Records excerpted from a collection
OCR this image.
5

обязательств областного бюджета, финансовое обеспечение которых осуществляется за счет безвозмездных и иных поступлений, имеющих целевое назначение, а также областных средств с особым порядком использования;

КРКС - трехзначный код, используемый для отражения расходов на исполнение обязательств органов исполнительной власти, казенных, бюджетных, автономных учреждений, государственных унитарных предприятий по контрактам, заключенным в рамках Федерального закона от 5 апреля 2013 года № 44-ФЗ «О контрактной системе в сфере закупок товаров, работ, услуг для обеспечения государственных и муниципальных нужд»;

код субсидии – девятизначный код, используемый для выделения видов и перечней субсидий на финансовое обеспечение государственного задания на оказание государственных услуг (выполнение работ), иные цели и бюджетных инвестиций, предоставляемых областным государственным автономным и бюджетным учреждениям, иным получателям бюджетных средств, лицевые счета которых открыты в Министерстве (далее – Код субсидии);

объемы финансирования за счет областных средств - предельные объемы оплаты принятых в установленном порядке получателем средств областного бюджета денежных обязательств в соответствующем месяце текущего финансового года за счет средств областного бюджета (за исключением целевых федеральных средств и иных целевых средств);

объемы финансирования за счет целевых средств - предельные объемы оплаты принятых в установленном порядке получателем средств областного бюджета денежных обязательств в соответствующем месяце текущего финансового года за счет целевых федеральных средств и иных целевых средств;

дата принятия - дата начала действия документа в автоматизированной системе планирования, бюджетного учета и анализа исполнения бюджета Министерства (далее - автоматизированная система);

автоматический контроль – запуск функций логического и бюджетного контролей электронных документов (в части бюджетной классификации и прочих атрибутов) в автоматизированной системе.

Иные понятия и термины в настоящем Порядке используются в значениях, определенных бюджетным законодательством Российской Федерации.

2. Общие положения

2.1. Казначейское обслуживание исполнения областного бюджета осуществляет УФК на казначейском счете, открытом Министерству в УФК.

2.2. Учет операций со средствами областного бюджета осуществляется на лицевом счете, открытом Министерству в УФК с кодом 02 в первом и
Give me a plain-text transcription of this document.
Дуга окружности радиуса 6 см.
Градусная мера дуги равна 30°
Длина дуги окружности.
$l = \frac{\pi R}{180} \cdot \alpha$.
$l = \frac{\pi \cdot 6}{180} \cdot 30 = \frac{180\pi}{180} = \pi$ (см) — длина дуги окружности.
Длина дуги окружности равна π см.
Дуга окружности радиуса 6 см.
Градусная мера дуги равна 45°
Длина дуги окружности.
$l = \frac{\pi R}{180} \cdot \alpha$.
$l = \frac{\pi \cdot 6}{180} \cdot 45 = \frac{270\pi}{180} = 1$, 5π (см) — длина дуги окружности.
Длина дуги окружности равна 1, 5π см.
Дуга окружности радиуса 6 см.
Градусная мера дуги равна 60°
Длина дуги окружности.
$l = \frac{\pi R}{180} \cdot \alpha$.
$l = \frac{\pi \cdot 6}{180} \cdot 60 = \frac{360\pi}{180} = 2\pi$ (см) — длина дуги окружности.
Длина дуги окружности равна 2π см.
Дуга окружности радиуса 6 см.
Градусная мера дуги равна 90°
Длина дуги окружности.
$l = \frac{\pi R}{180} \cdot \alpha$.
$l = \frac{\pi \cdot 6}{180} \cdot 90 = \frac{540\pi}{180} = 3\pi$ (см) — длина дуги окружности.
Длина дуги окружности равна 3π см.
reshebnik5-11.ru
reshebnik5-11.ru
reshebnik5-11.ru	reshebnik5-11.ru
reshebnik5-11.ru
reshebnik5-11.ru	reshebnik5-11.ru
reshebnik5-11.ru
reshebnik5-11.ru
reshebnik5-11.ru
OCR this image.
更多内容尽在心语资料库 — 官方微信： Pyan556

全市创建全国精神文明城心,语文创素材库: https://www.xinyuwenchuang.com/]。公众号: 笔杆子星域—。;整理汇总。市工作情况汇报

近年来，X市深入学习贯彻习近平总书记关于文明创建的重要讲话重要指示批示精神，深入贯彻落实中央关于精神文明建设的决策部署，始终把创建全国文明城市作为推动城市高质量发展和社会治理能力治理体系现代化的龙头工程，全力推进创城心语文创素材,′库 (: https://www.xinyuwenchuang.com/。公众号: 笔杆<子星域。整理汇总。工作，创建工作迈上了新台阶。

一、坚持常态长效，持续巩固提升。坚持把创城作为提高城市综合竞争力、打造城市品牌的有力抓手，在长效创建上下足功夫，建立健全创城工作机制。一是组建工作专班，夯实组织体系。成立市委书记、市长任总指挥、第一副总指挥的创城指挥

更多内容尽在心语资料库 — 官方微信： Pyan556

» **What you will do**
Reproduce the listing above verbatim, from first line to last.

» **Exercise solution**
OCR this image.
5

обязательств областного бюджета, финансовое обеспечение которых осуществляется за счет безвозмездных и иных поступлений, имеющих целевое назначение, а также областных средств с особым порядком использования;

КРКС - трехзначный код, используемый для отражения расходов на исполнение обязательств органов исполнительной власти, казенных, бюджетных, автономных учреждений, государственных унитарных предприятий по контрактам, заключенным в рамках Федерального закона от 5 апреля 2013 года № 44-ФЗ «О контрактной системе в сфере закупок товаров, работ, услуг для обеспечения государственных и муниципальных нужд»;

код субсидии – девятизначный код, используемый для выделения видов и перечней субсидий на финансовое обеспечение государственного задания на оказание государственных услуг (выполнение работ), иные цели и бюджетных инвестиций, предоставляемых областным государственным автономным и бюджетным учреждениям, иным получателям бюджетных средств, лицевые счета которых открыты в Министерстве (далее – Код субсидии);

объемы финансирования за счет областных средств - предельные объемы оплаты принятых в установленном порядке получателем средств областного бюджета денежных обязательств в соответствующем месяце текущего финансового года за счет средств областного бюджета (за исключением целевых федеральных средств и иных целевых средств);

объемы финансирования за счет целевых средств - предельные объемы оплаты принятых в установленном порядке получателем средств областного бюджета денежных обязательств в соответствующем месяце текущего финансового года за счет целевых федеральных средств и иных целевых средств;

дата принятия - дата начала действия документа в автоматизированной системе планирования, бюджетного учета и анализа исполнения бюджета Министерства (далее - автоматизированная система);

автоматический контроль – запуск функций логического и бюджетного контролей электронных документов (в части бюджетной классификации и прочих атрибутов) в автоматизированной системе.

Иные понятия и термины в настоящем Порядке используются в значениях, определенных бюджетным законодательством Российской Федерации.

2. Общие положения

2.1. Казначейское обслуживание исполнения областного бюджета осуществляет УФК на казначейском счете, открытом Министерству в УФК.

2.2. Учет операций со средствами областного бюджета осуществляется на лицевом счете, открытом Министерству в УФК с кодом 02 в первом и
Give me a plain-text transcription of this document.
Дуга окружности радиуса 6 см.
Градусная мера дуги равна 30°
Длина дуги окружности.
$l = \frac{\pi R}{180} \cdot \alpha$.
$l = \frac{\pi \cdot 6}{180} \cdot 30 = \frac{180\pi}{180} = \pi$ (см) — длина дуги окружности.
Длина дуги окружности равна π см.
Дуга окружности радиуса 6 см.
Градусная мера дуги равна 45°
Длина дуги окружности.
$l = \frac{\pi R}{180} \cdot \alpha$.
$l = \frac{\pi \cdot 6}{180} \cdot 45 = \frac{270\pi}{180} = 1$, 5π (см) — длина дуги окружности.
Длина дуги окружности равна 1, 5π см.
Дуга окружности радиуса 6 см.
Градусная мера дуги равна 60°
Длина дуги окружности.
$l = \frac{\pi R}{180} \cdot \alpha$.
$l = \frac{\pi \cdot 6}{180} \cdot 60 = \frac{360\pi}{180} = 2\pi$ (см) — длина дуги окружности.
Длина дуги окружности равна 2π см.
Дуга окружности радиуса 6 см.
Градусная мера дуги равна 90°
Длина дуги окружности.
$l = \frac{\pi R}{180} \cdot \alpha$.
$l = \frac{\pi \cdot 6}{180} \cdot 90 = \frac{540\pi}{180} = 3\pi$ (см) — длина дуги окружности.
Длина дуги окружности равна 3π см.
reshebnik5-11.ru
reshebnik5-11.ru
reshebnik5-11.ru	reshebnik5-11.ru
reshebnik5-11.ru
reshebnik5-11.ru	reshebnik5-11.ru
reshebnik5-11.ru
reshebnik5-11.ru
reshebnik5-11.ru
OCR this image.
更多内容尽在心语资料库 — 官方微信： Pyan556

全市创建全国精神文明城心,语文创素材库: https://www.xinyuwenchuang.com/]。公众号: 笔杆子星域—。;整理汇总。市工作情况汇报

近年来，X市深入学习贯彻习近平总书记关于文明创建的重要讲话重要指示批示精神，深入贯彻落实中央关于精神文明建设的决策部署，始终把创建全国文明城市作为推动城市高质量发展和社会治理能力治理体系现代化的龙头工程，全力推进创城心语文创素材,′库 (: https://www.xinyuwenchuang.com/。公众号: 笔杆<子星域。整理汇总。工作，创建工作迈上了新台阶。

一、坚持常态长效，持续巩固提升。坚持把创城作为提高城市综合竞争力、打造城市品牌的有力抓手，在长效创建上下足功夫，建立健全创城工作机制。一是组建工作专班，夯实组织体系。成立市委书记、市长任总指挥、第一副总指挥的创城指挥

更多内容尽在心语资料库 — 官方微信： Pyan556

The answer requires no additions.